[Begin Data to use]
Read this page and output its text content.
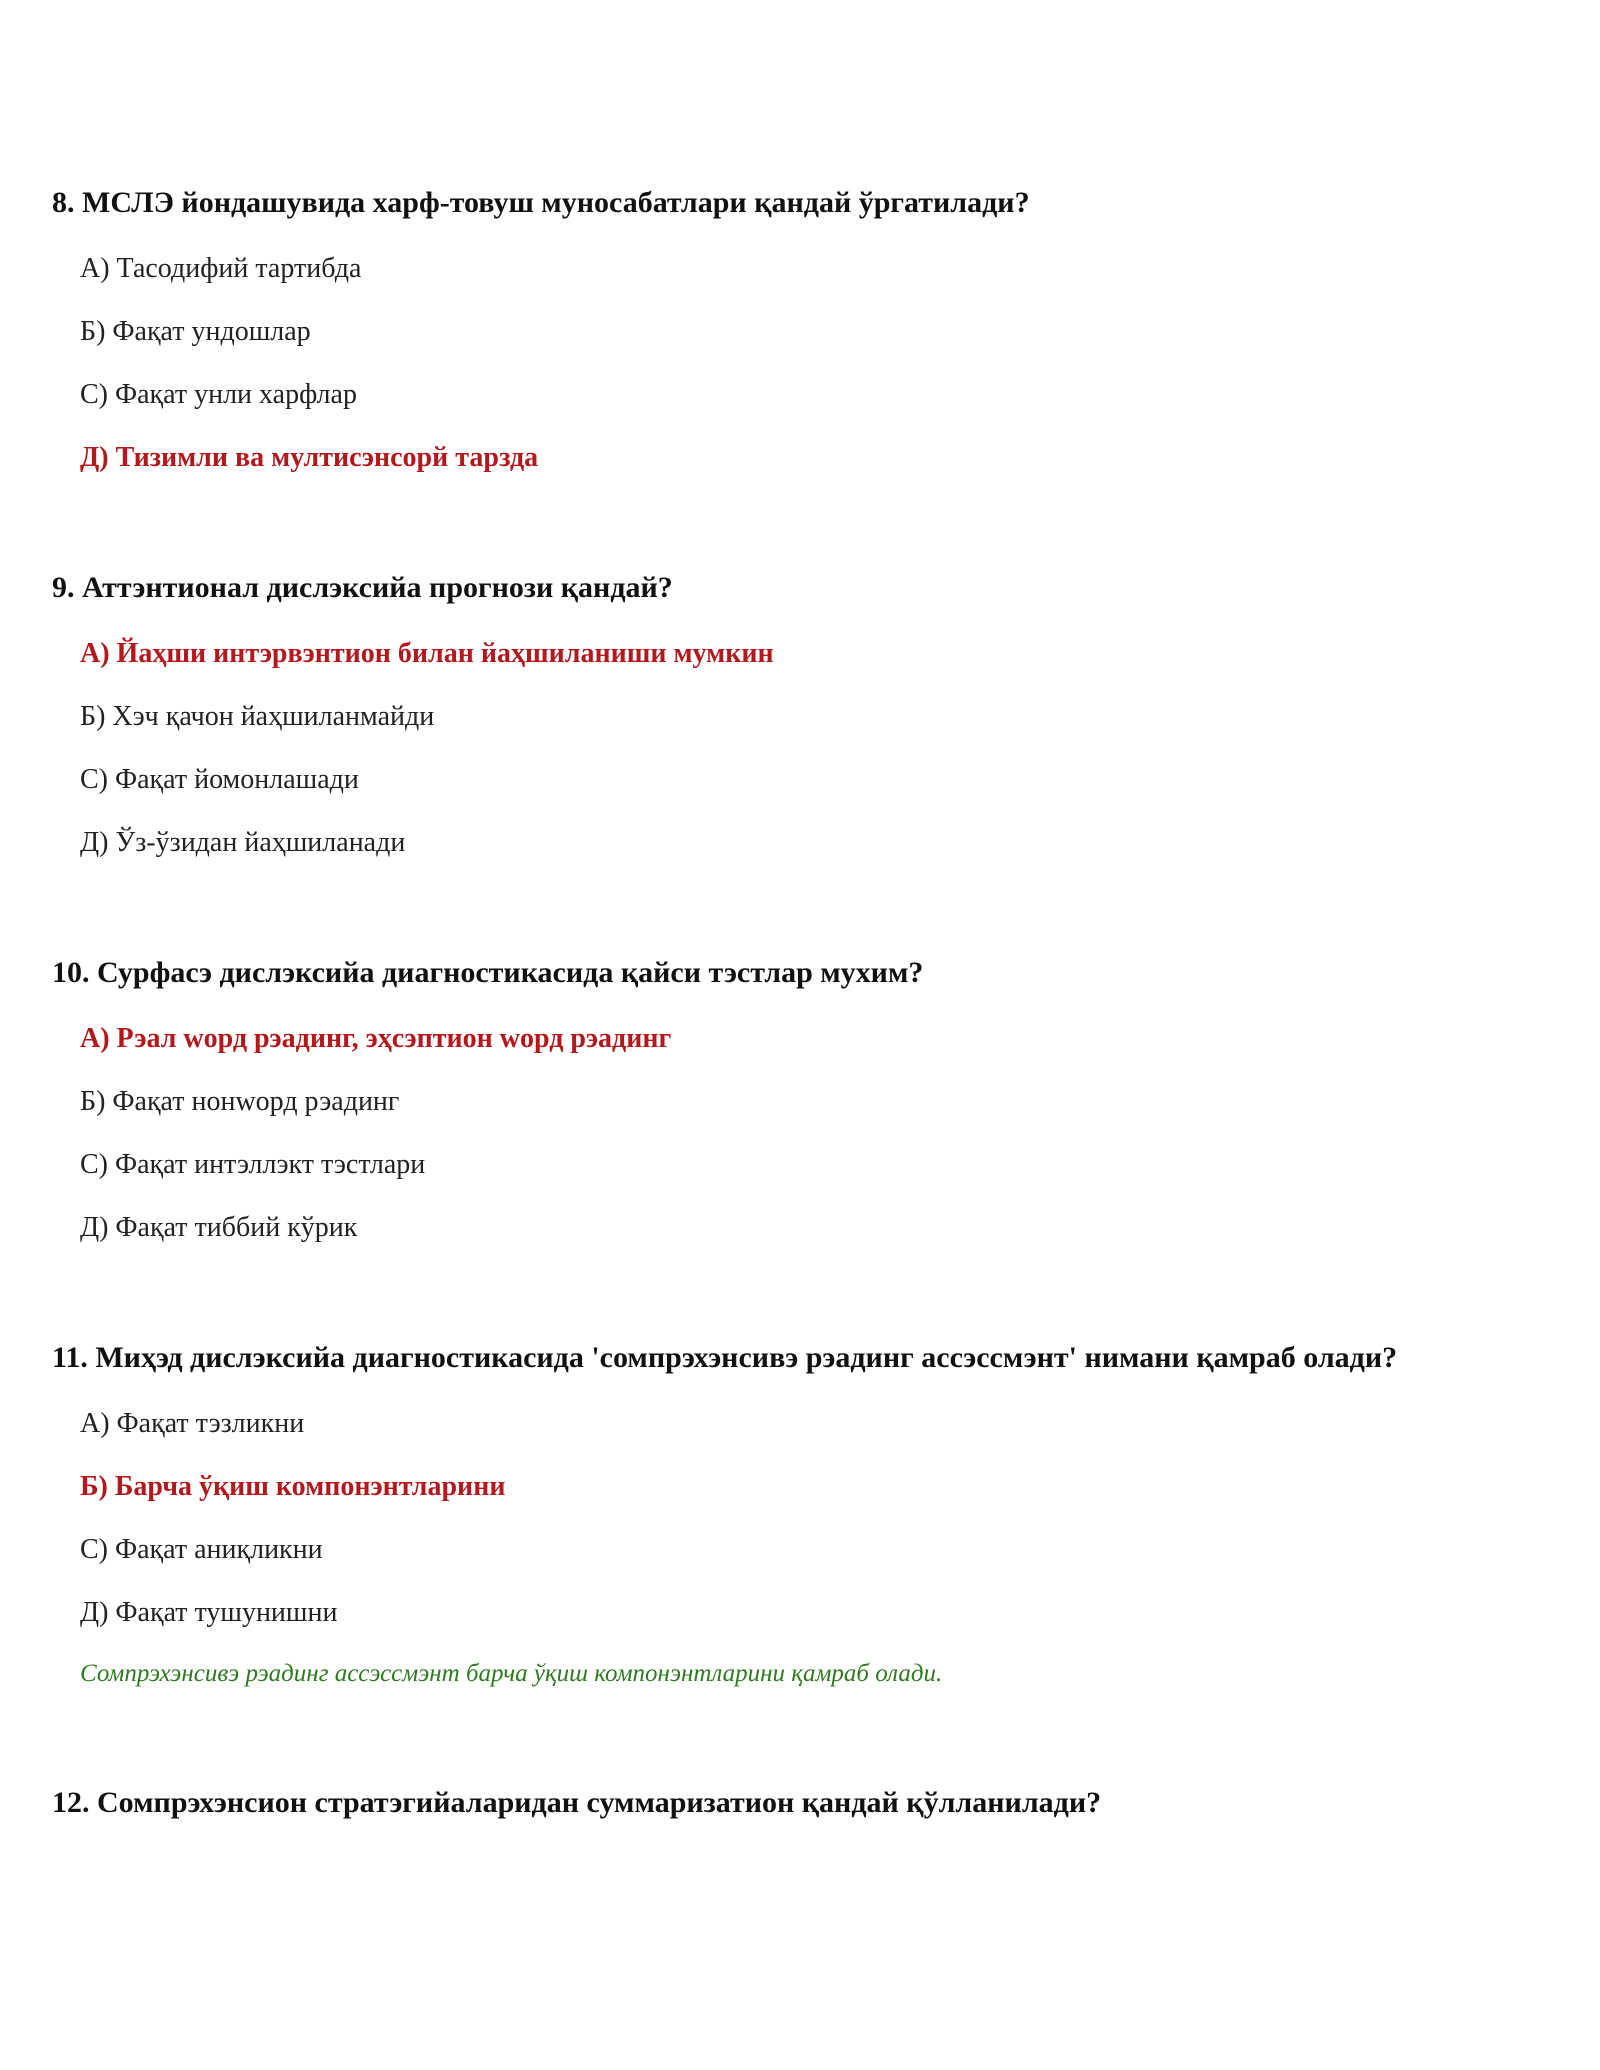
8. МСЛЭ йондашувида харф-товуш муносабатлари қандай ўргатилади?
А) Тасодифий тартибда
Б) Фақат ундошлар
С) Фақат унли харфлар
Д) Тизимли ва мултисэнсорй тарзда
9. Аттэнтионал дислэксийа прогнози қандай?
А) Йаҳши интэрвэнтион билан йаҳшиланиши мумкин
Б) Хэч қачон йаҳшиланмайди
С) Фақат йомонлашади
Д) Ўз-ўзидан йаҳшиланади
10. Сурфасэ дислэксийа диагностикасида қайси тэстлар мухим?
А) Рэал wорд рэадинг, эҳсэптион wорд рэадинг
Б) Фақат нонwорд рэадинг
С) Фақат интэллэкт тэстлари
Д) Фақат тиббий кўрик
11. Миҳэд дислэксийа диагностикасида 'сомпрэхэнсивэ рэадинг ассэссмэнт' нимани қамраб олади?
А) Фақат тэзликни
Б) Барча ўқиш компонэнтларини
С) Фақат аниқликни
Д) Фақат тушунишни
Сомпрэхэнсивэ рэадинг ассэссмэнт барча ўқиш компонэнтларини қамраб олади.
12. Сомпрэхэнсион стратэгийаларидан суммаризатион қандай қўлланилади?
[End Data to use]
Copy every line in the listing above where the string "диагностикасида" turns up.

10. Сурфасэ дислэксийа диагностикасида қайси тэстлар мухим?
11. Миҳэд дислэксийа диагностикасида 'сомпрэхэнсивэ рэадинг ассэссмэнт' нимани қамраб олади?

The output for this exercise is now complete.